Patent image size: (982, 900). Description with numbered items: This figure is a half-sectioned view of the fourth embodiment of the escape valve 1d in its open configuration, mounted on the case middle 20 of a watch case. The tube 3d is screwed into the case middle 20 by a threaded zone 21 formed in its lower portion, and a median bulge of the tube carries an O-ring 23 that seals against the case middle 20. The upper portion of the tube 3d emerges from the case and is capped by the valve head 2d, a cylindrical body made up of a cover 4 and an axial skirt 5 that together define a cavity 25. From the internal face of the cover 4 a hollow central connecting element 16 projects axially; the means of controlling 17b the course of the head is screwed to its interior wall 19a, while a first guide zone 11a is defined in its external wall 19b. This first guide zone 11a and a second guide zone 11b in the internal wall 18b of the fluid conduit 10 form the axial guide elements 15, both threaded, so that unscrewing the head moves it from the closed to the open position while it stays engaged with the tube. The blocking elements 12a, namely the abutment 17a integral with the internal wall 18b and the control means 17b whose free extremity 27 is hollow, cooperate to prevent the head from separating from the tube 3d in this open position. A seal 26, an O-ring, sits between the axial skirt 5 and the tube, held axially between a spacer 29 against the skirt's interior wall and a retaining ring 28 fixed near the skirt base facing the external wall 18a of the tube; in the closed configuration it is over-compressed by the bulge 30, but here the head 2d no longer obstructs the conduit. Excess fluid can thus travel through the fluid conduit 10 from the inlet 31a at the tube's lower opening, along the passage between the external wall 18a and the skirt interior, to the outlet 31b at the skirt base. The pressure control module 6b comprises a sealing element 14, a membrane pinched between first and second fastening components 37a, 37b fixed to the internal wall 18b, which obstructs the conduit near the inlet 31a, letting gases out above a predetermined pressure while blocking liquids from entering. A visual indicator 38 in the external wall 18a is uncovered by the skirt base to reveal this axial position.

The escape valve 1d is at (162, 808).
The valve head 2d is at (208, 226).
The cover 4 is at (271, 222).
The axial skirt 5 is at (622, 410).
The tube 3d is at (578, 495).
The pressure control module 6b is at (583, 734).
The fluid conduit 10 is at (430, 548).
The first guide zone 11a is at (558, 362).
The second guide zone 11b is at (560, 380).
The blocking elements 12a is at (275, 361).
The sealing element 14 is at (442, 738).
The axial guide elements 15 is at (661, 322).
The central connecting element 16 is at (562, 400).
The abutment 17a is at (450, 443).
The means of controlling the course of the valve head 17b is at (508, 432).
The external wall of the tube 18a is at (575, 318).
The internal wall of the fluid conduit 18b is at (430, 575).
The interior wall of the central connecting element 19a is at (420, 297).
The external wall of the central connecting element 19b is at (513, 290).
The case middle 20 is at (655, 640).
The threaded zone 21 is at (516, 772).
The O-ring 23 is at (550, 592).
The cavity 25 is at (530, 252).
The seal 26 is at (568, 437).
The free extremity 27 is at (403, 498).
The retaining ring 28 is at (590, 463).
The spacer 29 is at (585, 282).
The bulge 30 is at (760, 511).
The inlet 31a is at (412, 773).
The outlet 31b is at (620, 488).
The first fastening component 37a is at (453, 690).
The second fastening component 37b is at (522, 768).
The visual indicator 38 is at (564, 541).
.....
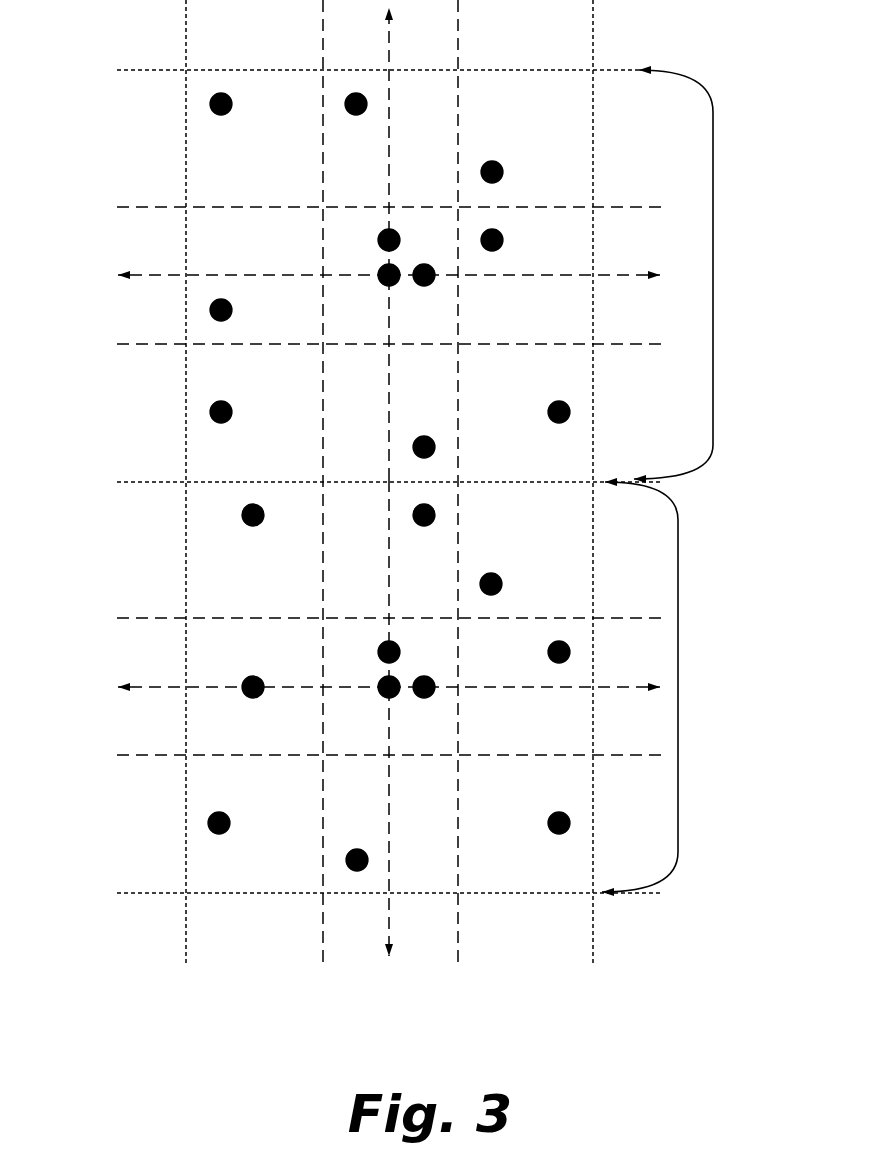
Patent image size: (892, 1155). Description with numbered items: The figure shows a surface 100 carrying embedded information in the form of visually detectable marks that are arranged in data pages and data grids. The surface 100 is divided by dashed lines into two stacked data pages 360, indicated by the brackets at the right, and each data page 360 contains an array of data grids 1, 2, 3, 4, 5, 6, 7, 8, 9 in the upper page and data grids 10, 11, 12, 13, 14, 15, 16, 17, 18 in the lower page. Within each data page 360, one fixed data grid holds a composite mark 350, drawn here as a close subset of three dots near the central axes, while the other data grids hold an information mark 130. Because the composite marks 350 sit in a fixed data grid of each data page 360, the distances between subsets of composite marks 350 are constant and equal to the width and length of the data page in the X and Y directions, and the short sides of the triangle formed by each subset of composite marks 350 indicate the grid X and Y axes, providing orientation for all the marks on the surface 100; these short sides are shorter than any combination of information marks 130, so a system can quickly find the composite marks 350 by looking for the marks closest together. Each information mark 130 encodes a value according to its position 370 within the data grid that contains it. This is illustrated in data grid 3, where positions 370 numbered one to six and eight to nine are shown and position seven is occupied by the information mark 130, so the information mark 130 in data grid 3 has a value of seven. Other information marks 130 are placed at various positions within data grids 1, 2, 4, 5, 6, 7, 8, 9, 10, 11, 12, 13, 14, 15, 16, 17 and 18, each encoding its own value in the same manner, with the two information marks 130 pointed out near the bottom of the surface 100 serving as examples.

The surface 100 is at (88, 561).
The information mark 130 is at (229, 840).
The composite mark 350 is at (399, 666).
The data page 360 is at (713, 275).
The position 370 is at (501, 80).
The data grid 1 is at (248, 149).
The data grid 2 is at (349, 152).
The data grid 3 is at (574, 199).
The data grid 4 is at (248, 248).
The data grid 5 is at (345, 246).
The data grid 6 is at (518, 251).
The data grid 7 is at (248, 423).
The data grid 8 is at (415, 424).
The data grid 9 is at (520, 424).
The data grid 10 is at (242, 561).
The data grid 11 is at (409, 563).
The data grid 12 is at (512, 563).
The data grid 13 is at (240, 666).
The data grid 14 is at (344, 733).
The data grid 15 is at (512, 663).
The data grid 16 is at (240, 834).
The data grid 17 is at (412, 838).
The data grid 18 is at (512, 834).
.....
The task: Present the material starting at the line containing "Patent image size: (892, 1155)." and ending at the line containing "The data grid 1 is at (248, 149)." as a Markdown table with the columns Row and Content, leaving out blank lines.

Answer for the task:
| Row | Content |
|---|---|
| 1 | Patent image size: (892, 1155). Description with numbered items: The figure shows a surface 100 carrying embedded information in the form of visually detectable marks that are arranged in data pages and data grids. The surface 100 is divided by dashed lines into two stacked data pages 360, indicated by the brackets at the right, and each data page 360 contains an array of data grids 1, 2, 3, 4, 5, 6, 7, 8, 9 in the upper page and data grids 10, 11, 12, 13, 14, 15, 16, 17, 18 in the lower page. Within each data page 360, one fixed data grid holds a composite mark 350, drawn here as a close subset of three dots near the central axes, while the other data grids hold an information mark 130. Because the composite marks 350 sit in a fixed data grid of each data page 360, the distances between subsets of composite marks 350 are constant and equal to the width and length of the data page in the X and Y directions, and the short sides of the triangle formed by each subset of composite marks 350 indicate the grid X and Y axes, providing orientation for all the marks on the surface 100; these short sides are shorter than any combination of information marks 130, so a system can quickly find the composite marks 350 by looking for the marks closest together. Each information mark 130 encodes a value according to its position 370 within the data grid that contains it. This is illustrated in data grid 3, where positions 370 numbered one to six and eight to nine are shown and position seven is occupied by the information mark 130, so the information mark 130 in data grid 3 has a value of seven. Other information marks 130 are placed at various positions within data grids 1, 2, 4, 5, 6, 7, 8, 9, 10, 11, 12, 13, 14, 15, 16, 17 and 18, each encoding its own value in the same manner, with the two information marks 130 pointed out near the bottom of the surface 100 serving as examples. |
| 2 | The surface 100 is at (88, 561). |
| 3 | The information mark 130 is at (229, 840). |
| 4 | The composite mark 350 is at (399, 666). |
| 5 | The data page 360 is at (713, 275). |
| 6 | The position 370 is at (501, 80). |
| 7 | The data grid 1 is at (248, 149). |